◆ **REQUIRED TASK**: What follows is a listing to be transcribed exactly.

===== EXCERPTED RECORDS =====

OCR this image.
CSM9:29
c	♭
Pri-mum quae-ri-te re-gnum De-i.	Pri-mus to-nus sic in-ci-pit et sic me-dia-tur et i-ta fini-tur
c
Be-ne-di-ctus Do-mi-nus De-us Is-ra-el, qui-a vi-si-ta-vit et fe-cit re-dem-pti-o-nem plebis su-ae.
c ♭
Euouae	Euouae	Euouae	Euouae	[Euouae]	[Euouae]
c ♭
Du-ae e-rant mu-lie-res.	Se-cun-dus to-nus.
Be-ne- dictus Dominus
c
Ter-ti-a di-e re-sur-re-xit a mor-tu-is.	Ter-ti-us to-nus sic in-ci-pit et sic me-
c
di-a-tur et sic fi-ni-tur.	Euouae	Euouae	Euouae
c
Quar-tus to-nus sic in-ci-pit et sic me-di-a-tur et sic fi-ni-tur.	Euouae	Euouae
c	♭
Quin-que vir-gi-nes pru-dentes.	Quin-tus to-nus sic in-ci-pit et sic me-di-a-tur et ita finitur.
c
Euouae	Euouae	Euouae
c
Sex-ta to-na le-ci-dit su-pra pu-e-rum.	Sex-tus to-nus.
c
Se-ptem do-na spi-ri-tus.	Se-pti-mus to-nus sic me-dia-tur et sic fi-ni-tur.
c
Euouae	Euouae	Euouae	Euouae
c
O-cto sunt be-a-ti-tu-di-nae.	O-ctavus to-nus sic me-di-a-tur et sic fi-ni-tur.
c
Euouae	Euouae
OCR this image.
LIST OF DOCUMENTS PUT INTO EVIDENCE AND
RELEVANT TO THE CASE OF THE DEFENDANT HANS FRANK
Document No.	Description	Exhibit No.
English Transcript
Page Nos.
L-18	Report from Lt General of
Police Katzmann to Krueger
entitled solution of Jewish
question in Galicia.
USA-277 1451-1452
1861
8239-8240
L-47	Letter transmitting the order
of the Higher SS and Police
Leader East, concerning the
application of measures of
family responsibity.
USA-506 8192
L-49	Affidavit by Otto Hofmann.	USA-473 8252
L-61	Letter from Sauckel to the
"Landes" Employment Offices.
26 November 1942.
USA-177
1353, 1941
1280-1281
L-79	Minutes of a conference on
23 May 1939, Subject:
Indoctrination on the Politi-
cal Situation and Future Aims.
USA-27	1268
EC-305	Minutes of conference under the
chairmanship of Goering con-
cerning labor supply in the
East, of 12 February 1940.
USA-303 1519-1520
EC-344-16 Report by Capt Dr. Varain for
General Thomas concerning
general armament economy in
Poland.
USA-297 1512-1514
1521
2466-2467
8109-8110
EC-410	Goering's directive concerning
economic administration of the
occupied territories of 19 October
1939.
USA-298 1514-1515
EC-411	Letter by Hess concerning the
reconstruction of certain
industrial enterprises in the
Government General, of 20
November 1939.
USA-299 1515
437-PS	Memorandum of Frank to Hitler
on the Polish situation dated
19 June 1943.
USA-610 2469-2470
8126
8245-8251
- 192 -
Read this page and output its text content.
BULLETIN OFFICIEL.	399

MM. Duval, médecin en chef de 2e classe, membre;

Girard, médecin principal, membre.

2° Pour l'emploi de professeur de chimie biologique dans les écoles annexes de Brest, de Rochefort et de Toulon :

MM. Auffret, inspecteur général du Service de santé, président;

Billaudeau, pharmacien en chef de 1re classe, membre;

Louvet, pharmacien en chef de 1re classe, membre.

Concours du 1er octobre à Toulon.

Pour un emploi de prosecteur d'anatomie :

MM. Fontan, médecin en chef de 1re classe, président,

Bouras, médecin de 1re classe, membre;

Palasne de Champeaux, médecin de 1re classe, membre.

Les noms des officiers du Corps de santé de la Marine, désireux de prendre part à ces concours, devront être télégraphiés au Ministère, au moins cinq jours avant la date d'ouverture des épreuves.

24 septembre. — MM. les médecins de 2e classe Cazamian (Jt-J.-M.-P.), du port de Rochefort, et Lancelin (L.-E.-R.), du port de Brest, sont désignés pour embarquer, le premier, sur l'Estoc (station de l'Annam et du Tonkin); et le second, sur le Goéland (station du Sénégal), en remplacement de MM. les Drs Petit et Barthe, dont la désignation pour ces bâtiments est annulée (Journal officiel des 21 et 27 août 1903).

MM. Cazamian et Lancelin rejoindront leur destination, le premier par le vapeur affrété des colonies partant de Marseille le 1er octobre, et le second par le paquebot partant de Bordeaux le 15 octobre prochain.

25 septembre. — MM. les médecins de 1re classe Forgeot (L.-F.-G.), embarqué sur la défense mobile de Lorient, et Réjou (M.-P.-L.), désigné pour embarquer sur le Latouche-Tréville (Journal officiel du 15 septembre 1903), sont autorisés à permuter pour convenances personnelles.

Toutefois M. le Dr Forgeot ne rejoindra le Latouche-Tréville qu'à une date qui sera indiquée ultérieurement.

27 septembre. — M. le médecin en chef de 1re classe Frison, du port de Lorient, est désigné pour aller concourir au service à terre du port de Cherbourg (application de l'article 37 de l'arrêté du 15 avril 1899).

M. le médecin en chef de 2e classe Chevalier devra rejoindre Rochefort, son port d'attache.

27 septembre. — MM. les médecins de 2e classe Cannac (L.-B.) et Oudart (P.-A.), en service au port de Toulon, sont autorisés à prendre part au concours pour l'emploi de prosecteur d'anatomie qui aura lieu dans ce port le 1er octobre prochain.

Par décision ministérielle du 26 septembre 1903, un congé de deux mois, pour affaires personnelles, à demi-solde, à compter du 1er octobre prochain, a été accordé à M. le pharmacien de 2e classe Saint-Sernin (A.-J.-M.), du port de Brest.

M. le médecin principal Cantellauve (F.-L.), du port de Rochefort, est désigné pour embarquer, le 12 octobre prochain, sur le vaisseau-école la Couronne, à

=====

◆ **SOLUTION TO THIS EXERCISE**:
OCR this image.
CSM9:29
c	♭
Pri-mum quae-ri-te re-gnum De-i.	Pri-mus to-nus sic in-ci-pit et sic me-dia-tur et i-ta fini-tur
c
Be-ne-di-ctus Do-mi-nus De-us Is-ra-el, qui-a vi-si-ta-vit et fe-cit re-dem-pti-o-nem plebis su-ae.
c ♭
Euouae	Euouae	Euouae	Euouae	[Euouae]	[Euouae]
c ♭
Du-ae e-rant mu-lie-res.	Se-cun-dus to-nus.
Be-ne- dictus Dominus
c
Ter-ti-a di-e re-sur-re-xit a mor-tu-is.	Ter-ti-us to-nus sic in-ci-pit et sic me-
c
di-a-tur et sic fi-ni-tur.	Euouae	Euouae	Euouae
c
Quar-tus to-nus sic in-ci-pit et sic me-di-a-tur et sic fi-ni-tur.	Euouae	Euouae
c	♭
Quin-que vir-gi-nes pru-dentes.	Quin-tus to-nus sic in-ci-pit et sic me-di-a-tur et ita finitur.
c
Euouae	Euouae	Euouae
c
Sex-ta to-na le-ci-dit su-pra pu-e-rum.	Sex-tus to-nus.
c
Se-ptem do-na spi-ri-tus.	Se-pti-mus to-nus sic me-dia-tur et sic fi-ni-tur.
c
Euouae	Euouae	Euouae	Euouae
c
O-cto sunt be-a-ti-tu-di-nae.	O-ctavus to-nus sic me-di-a-tur et sic fi-ni-tur.
c
Euouae	Euouae
OCR this image.
LIST OF DOCUMENTS PUT INTO EVIDENCE AND
RELEVANT TO THE CASE OF THE DEFENDANT HANS FRANK
Document No.	Description	Exhibit No.
English Transcript
Page Nos.
L-18	Report from Lt General of
Police Katzmann to Krueger
entitled solution of Jewish
question in Galicia.
USA-277 1451-1452
1861
8239-8240
L-47	Letter transmitting the order
of the Higher SS and Police
Leader East, concerning the
application of measures of
family responsibity.
USA-506 8192
L-49	Affidavit by Otto Hofmann.	USA-473 8252
L-61	Letter from Sauckel to the
"Landes" Employment Offices.
26 November 1942.
USA-177
1353, 1941
1280-1281
L-79	Minutes of a conference on
23 May 1939, Subject:
Indoctrination on the Politi-
cal Situation and Future Aims.
USA-27	1268
EC-305	Minutes of conference under the
chairmanship of Goering con-
cerning labor supply in the
East, of 12 February 1940.
USA-303 1519-1520
EC-344-16 Report by Capt Dr. Varain for
General Thomas concerning
general armament economy in
Poland.
USA-297 1512-1514
1521
2466-2467
8109-8110
EC-410	Goering's directive concerning
economic administration of the
occupied territories of 19 October
1939.
USA-298 1514-1515
EC-411	Letter by Hess concerning the
reconstruction of certain
industrial enterprises in the
Government General, of 20
November 1939.
USA-299 1515
437-PS	Memorandum of Frank to Hitler
on the Polish situation dated
19 June 1943.
USA-610 2469-2470
8126
8245-8251
- 192 -
Read this page and output its text content.
BULLETIN OFFICIEL.	399

MM. Duval, médecin en chef de 2e classe, membre;

Girard, médecin principal, membre.

2° Pour l'emploi de professeur de chimie biologique dans les écoles annexes de Brest, de Rochefort et de Toulon :

MM. Auffret, inspecteur général du Service de santé, président;

Billaudeau, pharmacien en chef de 1re classe, membre;

Louvet, pharmacien en chef de 1re classe, membre.

Concours du 1er octobre à Toulon.

Pour un emploi de prosecteur d'anatomie :

MM. Fontan, médecin en chef de 1re classe, président,

Bouras, médecin de 1re classe, membre;

Palasne de Champeaux, médecin de 1re classe, membre.

Les noms des officiers du Corps de santé de la Marine, désireux de prendre part à ces concours, devront être télégraphiés au Ministère, au moins cinq jours avant la date d'ouverture des épreuves.

24 septembre. — MM. les médecins de 2e classe Cazamian (Jt-J.-M.-P.), du port de Rochefort, et Lancelin (L.-E.-R.), du port de Brest, sont désignés pour embarquer, le premier, sur l'Estoc (station de l'Annam et du Tonkin); et le second, sur le Goéland (station du Sénégal), en remplacement de MM. les Drs Petit et Barthe, dont la désignation pour ces bâtiments est annulée (Journal officiel des 21 et 27 août 1903).

MM. Cazamian et Lancelin rejoindront leur destination, le premier par le vapeur affrété des colonies partant de Marseille le 1er octobre, et le second par le paquebot partant de Bordeaux le 15 octobre prochain.

25 septembre. — MM. les médecins de 1re classe Forgeot (L.-F.-G.), embarqué sur la défense mobile de Lorient, et Réjou (M.-P.-L.), désigné pour embarquer sur le Latouche-Tréville (Journal officiel du 15 septembre 1903), sont autorisés à permuter pour convenances personnelles.

Toutefois M. le Dr Forgeot ne rejoindra le Latouche-Tréville qu'à une date qui sera indiquée ultérieurement.

27 septembre. — M. le médecin en chef de 1re classe Frison, du port de Lorient, est désigné pour aller concourir au service à terre du port de Cherbourg (application de l'article 37 de l'arrêté du 15 avril 1899).

M. le médecin en chef de 2e classe Chevalier devra rejoindre Rochefort, son port d'attache.

27 septembre. — MM. les médecins de 2e classe Cannac (L.-B.) et Oudart (P.-A.), en service au port de Toulon, sont autorisés à prendre part au concours pour l'emploi de prosecteur d'anatomie qui aura lieu dans ce port le 1er octobre prochain.

Par décision ministérielle du 26 septembre 1903, un congé de deux mois, pour affaires personnelles, à demi-solde, à compter du 1er octobre prochain, a été accordé à M. le pharmacien de 2e classe Saint-Sernin (A.-J.-M.), du port de Brest.

M. le médecin principal Cantellauve (F.-L.), du port de Rochefort, est désigné pour embarquer, le 12 octobre prochain, sur le vaisseau-école la Couronne, à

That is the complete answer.